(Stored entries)
-- BEGIN --

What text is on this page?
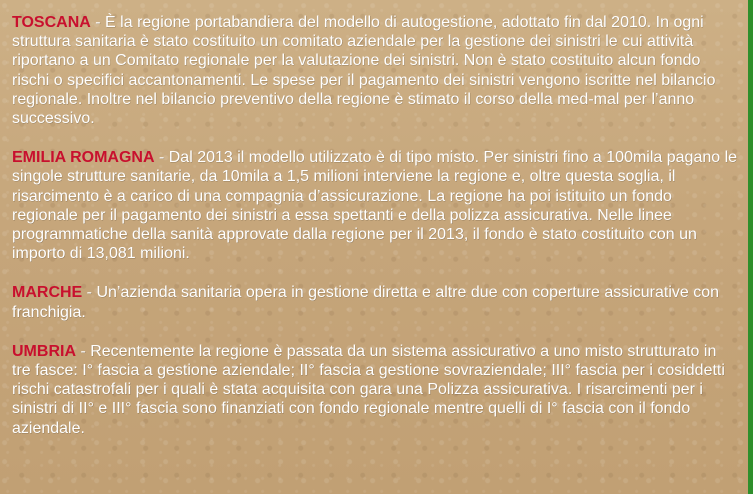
TOSCANA - È la regione portabandiera del modello di autogestione, adottato fin dal 2010. In ogni struttura sanitaria è stato costituito un comitato aziendale per la gestione dei sinistri le cui attività riportano a un Comitato regionale per la valutazione dei sinistri. Non è stato costituito alcun fondo rischi o specifici accantonamenti. Le spese per il pagamento dei sinistri vengono iscritte nel bilancio regionale. Inoltre nel bilancio preventivo della regione è stimato il corso della med-mal per l’anno successivo.

EMILIA ROMAGNA - Dal 2013 il modello utilizzato è di tipo misto. Per sinistri fino a 100mila pagano le singole strutture sanitarie, da 10mila a 1,5 milioni interviene la regione e, oltre questa soglia, il risarcimento è a carico di una compagnia d’assicurazione. La regione ha poi istituito un fondo regionale per il pagamento dei sinistri a essa spettanti e della polizza assicurativa. Nelle linee programmatiche della sanità approvate dalla regione per il 2013, il fondo è stato costituito con un importo di 13,081 milioni.

MARCHE - Un’azienda sanitaria opera in gestione diretta e altre due con coperture assicurative con franchigia.

UMBRIA - Recentemente la regione è passata da un sistema assicurativo a uno misto strutturato in tre fasce: I° fascia a gestione aziendale; II° fascia a gestione sovraziendale; III° fascia per i cosiddetti rischi catastrofali per i quali è stata acquisita con gara una Polizza assicurativa. I risarcimenti per i sinistri di II° e III° fascia sono finanziati con fondo regionale mentre quelli di I° fascia con il fondo aziendale.
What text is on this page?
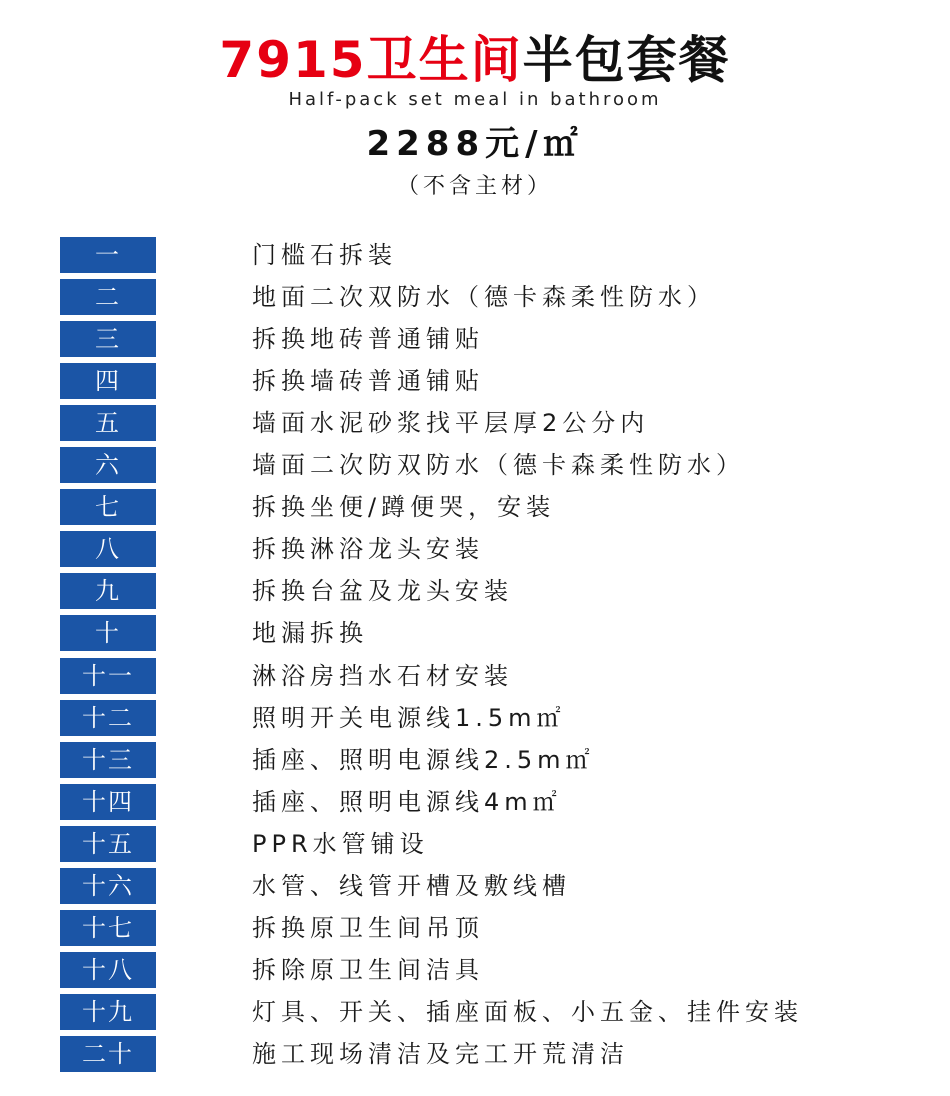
7915卫生间半包套餐
Half-pack set meal in bathroom
2288元/㎡
（不含主材）
一	门槛石拆装
二	地面二次双防水（德卡森柔性防水）
三	拆换地砖普通铺贴
四	拆换墙砖普通铺贴
五	墙面水泥砂浆找平层厚2公分内
六	墙面二次防双防水（德卡森柔性防水）
七	拆换坐便/蹲便哭，安装
八	拆换淋浴龙头安装
九	拆换台盆及龙头安装
十	地漏拆换
十一	淋浴房挡水石材安装
十二	照明开关电源线1.5m㎡
十三	插座、照明电源线2.5m㎡
十四	插座、照明电源线4m㎡
十五	PPR水管铺设
十六	水管、线管开槽及敷线槽
十七	拆换原卫生间吊顶
十八	拆除原卫生间洁具
十九	灯具、开关、插座面板、小五金、挂件安装
二十	施工现场清洁及完工开荒清洁
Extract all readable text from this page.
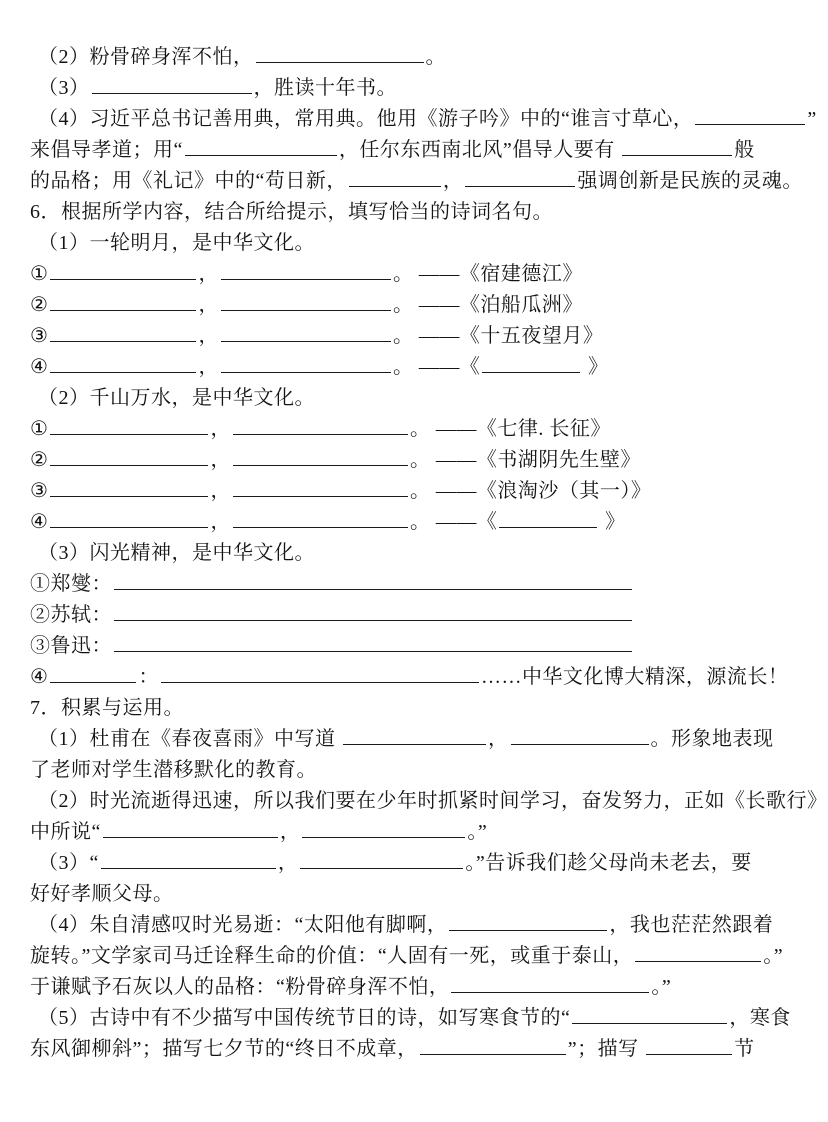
（2）粉骨碎身浑不怕，	。
（3）	，胜读十年书。
（4）习近平总书记善用典，常用典。他用《游子吟》中的“谁言寸草心，	”
来倡导孝道；用“	，任尔东西南北风”倡导人要有	般
的品格；用《礼记》中的“苟日新，	，	强调创新是民族的灵魂。
6．根据所学内容，结合所给提示，填写恰当的诗词名句。
（1）一轮明月，是中华文化。
①	，	。 ——《宿建德江》
②	，	。 ——《泊船瓜洲》
③	，	。 ——《十五夜望月》
④	，	。 ——《	》
（2）千山万水，是中华文化。
①	，	。 ——《七律. 长征》
②	，	。 ——《书湖阴先生壁》
③	，	。 ——《浪淘沙（其一）》
④	，	。 ——《	》
（3）闪光精神，是中华文化。
①郑燮：
②苏轼：
③鲁迅：
④	：	……中华文化博大精深，源流长！
7．积累与运用。
（1）杜甫在《春夜喜雨》中写道	，	。形象地表现
了老师对学生潜移默化的教育。
（2）时光流逝得迅速，所以我们要在少年时抓紧时间学习，奋发努力，正如《长歌行》
中所说“	，	。”
（3）“	，	。”告诉我们趁父母尚未老去，要
好好孝顺父母。
（4）朱自清感叹时光易逝：“太阳他有脚啊，	，我也茫茫然跟着
旋转。”文学家司马迁诠释生命的价值：“人固有一死，或重于泰山，	。”
于谦赋予石灰以人的品格：“粉骨碎身浑不怕，	。”
（5）古诗中有不少描写中国传统节日的诗，如写寒食节的“	，寒食
东风御柳斜”；描写七夕节的“终日不成章，	”；描写	节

-- END --

Aim » Locate all lines that include the word "是中华文化" and copy them out.

Result »
（1）一轮明月，是中华文化。
（2）千山万水，是中华文化。
（3）闪光精神，是中华文化。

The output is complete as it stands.